**Problem to solve**.
Work out how many lines hold the string "valdziņiem". The answer is a single number, nothing more.

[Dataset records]
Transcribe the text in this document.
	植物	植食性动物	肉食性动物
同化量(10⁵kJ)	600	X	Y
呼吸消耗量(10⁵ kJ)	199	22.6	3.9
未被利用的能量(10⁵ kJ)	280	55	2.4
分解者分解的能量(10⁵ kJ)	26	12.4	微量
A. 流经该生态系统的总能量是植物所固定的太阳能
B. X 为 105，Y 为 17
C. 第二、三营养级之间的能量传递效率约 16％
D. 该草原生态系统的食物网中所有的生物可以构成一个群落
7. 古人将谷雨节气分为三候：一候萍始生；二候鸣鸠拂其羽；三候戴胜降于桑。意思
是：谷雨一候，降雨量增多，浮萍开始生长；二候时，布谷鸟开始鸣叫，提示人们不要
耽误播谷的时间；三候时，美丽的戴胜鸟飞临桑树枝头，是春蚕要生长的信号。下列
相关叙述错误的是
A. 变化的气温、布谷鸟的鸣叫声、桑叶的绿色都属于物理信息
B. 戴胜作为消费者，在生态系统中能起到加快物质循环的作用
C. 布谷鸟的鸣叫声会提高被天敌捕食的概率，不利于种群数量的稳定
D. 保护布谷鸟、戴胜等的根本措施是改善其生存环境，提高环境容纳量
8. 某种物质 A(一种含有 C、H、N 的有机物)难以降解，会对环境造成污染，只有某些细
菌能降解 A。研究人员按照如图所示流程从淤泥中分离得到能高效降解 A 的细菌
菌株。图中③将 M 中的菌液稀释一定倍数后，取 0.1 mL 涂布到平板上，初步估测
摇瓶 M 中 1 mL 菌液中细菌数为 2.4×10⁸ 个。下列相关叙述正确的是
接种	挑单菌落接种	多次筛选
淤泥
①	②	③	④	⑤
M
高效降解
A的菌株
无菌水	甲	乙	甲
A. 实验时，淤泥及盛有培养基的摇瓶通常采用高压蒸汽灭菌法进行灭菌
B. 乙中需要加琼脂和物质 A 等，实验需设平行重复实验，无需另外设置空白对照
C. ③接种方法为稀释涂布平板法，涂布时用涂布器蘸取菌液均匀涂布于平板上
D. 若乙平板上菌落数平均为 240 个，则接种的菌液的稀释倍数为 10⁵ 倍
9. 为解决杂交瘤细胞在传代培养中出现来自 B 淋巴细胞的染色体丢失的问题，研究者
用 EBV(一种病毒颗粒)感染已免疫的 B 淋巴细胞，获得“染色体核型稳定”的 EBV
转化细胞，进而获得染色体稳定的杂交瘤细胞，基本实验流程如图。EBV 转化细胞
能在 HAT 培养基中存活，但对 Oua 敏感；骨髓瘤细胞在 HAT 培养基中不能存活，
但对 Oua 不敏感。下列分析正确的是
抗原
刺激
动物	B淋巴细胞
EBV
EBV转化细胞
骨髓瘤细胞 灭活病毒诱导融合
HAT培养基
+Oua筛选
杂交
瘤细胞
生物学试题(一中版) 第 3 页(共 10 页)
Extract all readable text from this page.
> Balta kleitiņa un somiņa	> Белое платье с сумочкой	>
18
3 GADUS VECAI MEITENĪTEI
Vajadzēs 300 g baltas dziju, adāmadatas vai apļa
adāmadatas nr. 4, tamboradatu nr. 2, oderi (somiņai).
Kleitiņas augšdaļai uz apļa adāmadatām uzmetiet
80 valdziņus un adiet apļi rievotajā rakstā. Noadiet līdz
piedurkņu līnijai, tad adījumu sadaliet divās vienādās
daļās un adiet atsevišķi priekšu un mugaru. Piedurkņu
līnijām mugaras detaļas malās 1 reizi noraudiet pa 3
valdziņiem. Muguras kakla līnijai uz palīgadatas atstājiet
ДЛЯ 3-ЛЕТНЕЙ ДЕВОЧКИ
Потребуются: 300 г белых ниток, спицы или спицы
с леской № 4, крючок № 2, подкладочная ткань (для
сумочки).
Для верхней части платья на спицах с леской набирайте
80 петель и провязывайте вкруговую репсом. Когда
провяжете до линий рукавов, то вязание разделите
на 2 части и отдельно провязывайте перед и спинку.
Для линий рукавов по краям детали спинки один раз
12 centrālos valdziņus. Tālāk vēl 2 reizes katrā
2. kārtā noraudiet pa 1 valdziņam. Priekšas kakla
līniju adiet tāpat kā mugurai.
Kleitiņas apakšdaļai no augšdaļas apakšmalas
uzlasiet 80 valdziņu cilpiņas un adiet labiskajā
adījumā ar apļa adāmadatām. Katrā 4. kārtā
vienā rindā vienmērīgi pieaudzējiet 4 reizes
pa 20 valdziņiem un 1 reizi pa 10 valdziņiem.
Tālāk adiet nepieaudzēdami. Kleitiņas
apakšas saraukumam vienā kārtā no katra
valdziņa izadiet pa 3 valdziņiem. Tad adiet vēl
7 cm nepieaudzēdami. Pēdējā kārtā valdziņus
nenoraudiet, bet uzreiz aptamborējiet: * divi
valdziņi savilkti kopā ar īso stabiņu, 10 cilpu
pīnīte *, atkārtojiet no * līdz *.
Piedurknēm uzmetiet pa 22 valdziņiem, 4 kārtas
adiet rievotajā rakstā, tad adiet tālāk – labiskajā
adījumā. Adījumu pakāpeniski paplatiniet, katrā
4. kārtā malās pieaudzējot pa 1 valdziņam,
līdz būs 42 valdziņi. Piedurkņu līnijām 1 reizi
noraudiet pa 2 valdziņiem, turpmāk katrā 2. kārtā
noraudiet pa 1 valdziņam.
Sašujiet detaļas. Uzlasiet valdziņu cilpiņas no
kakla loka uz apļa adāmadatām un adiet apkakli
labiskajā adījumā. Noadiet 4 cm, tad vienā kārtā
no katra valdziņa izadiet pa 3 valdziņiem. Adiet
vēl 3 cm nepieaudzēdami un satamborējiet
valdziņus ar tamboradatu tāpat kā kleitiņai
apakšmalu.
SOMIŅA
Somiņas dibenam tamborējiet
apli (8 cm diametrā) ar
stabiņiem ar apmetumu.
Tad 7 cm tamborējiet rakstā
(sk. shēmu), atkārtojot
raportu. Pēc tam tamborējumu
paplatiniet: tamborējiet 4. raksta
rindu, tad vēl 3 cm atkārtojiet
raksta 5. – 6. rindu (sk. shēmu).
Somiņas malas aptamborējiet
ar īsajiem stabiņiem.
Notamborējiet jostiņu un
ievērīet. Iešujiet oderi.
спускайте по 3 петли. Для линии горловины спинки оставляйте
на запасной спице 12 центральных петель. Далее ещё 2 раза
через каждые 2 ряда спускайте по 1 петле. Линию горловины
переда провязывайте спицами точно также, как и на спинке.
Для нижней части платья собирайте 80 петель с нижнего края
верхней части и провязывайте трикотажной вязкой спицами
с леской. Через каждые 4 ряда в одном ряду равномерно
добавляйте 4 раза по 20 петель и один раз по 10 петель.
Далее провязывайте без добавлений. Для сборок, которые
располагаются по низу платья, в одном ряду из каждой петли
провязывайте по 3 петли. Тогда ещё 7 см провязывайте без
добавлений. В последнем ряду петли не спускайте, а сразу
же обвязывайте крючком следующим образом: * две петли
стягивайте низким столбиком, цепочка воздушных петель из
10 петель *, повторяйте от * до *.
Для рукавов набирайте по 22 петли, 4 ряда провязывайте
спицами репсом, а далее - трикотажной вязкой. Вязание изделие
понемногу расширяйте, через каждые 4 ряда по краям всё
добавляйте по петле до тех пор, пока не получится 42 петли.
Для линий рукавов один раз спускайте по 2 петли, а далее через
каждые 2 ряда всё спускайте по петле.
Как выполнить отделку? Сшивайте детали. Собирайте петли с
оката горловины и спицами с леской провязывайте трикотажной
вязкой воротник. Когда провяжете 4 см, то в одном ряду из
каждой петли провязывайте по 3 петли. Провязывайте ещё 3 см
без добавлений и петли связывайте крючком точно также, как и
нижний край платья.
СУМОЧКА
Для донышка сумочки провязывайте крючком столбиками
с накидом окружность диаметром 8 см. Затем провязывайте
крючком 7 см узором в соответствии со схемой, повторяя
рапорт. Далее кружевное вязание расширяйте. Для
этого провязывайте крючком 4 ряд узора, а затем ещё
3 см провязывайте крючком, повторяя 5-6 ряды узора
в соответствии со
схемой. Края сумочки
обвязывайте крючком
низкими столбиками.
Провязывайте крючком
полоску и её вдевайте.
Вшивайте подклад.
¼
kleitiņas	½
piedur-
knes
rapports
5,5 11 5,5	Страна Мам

==

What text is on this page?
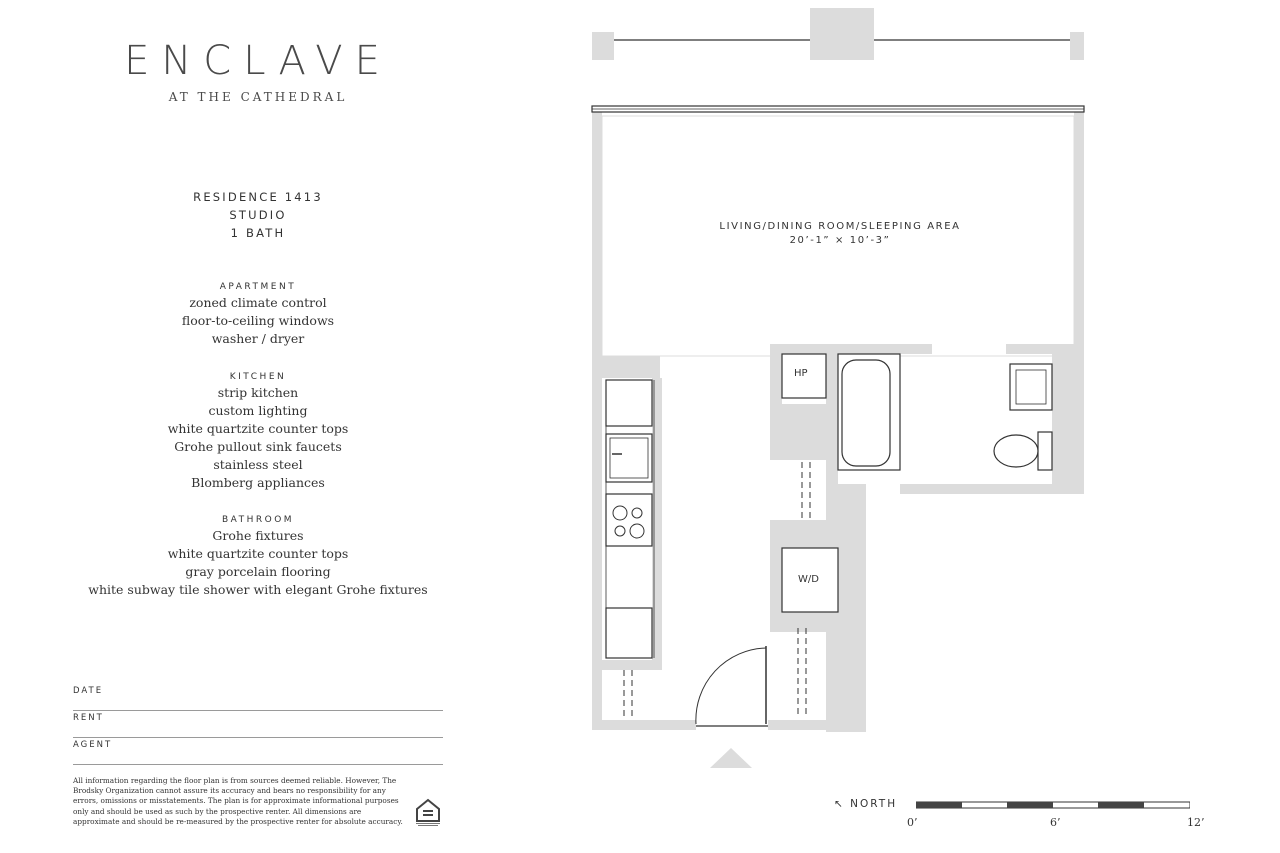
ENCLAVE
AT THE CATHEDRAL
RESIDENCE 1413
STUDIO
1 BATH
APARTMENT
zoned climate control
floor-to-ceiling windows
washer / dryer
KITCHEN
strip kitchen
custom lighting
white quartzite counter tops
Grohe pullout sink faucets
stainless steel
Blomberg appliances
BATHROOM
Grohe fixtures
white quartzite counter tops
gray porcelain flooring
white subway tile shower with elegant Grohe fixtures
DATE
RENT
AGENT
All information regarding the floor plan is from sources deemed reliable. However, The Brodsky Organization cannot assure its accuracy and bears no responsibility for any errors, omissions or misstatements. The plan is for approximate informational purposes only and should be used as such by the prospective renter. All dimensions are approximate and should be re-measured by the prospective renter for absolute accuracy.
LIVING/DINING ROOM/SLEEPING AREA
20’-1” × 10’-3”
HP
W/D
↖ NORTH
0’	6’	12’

**Solution to the exercise**.
6